**Given exercise:** In the data below, find every line with the string "유람선의" and pull it out.

[Given records start]

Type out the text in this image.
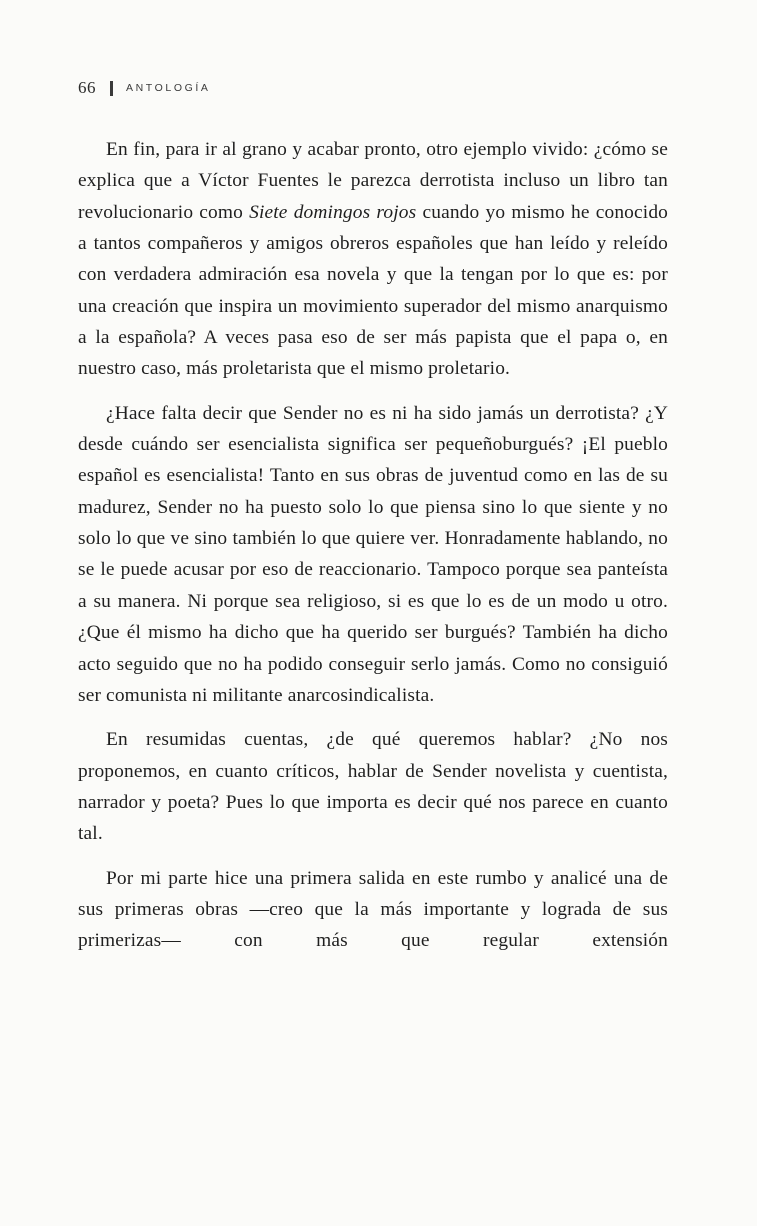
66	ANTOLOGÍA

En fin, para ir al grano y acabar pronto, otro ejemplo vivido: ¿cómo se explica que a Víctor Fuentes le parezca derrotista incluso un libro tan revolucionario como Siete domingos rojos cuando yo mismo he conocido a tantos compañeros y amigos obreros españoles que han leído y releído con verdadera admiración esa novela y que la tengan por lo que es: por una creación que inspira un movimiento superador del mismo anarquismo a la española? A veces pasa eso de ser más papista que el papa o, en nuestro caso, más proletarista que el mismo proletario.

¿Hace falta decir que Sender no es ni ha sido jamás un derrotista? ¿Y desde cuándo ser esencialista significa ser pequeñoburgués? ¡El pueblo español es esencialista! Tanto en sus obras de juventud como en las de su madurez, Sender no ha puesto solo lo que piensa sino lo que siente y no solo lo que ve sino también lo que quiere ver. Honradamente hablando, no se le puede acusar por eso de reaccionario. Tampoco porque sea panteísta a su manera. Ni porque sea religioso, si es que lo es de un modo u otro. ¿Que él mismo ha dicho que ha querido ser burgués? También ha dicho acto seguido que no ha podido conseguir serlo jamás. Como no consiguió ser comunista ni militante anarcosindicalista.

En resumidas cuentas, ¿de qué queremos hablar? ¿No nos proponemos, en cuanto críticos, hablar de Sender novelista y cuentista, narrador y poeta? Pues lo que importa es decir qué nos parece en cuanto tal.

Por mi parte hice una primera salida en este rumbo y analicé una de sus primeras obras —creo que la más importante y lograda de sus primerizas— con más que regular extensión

[Given records end]
[Given records start]

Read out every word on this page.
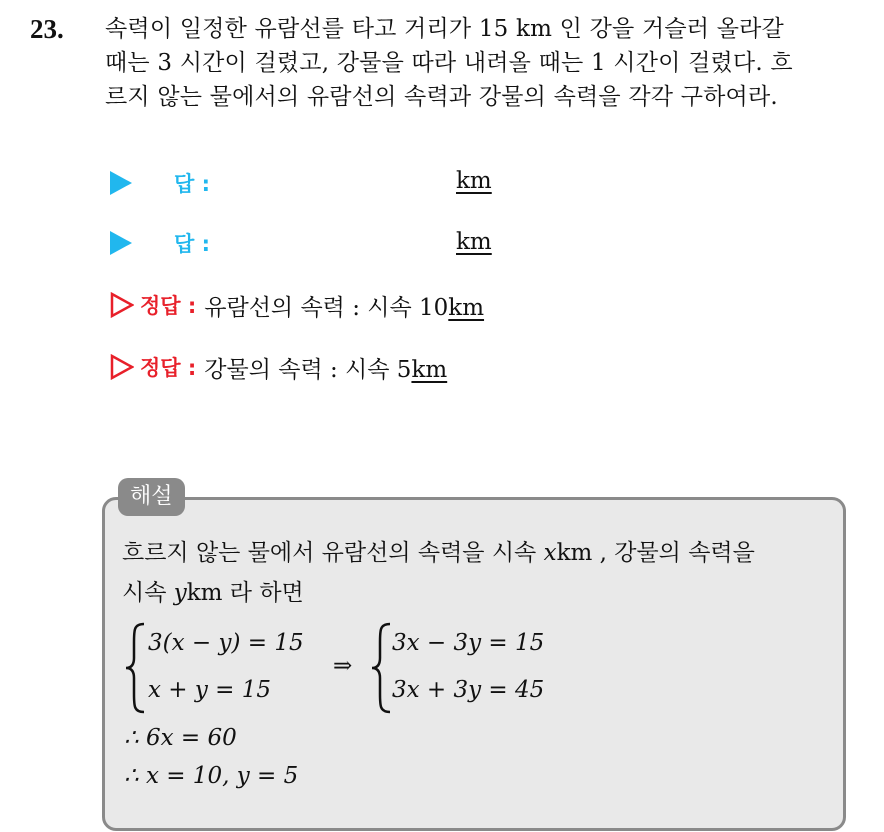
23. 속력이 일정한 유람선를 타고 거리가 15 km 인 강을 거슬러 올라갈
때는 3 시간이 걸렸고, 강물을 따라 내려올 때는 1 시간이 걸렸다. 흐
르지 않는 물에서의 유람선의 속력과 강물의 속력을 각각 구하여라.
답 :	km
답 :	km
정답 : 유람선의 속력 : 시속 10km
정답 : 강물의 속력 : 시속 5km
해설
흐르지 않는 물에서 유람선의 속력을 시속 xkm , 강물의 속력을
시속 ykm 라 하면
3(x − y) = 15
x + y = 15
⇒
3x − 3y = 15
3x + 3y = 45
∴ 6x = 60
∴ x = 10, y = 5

[Given records end]

**Answer to the exercise:**
르지 않는 물에서의 유람선의 속력과 강물의 속력을 각각 구하여라.
정답 : 유람선의 속력 : 시속 10km
흐르지 않는 물에서 유람선의 속력을 시속 xkm , 강물의 속력을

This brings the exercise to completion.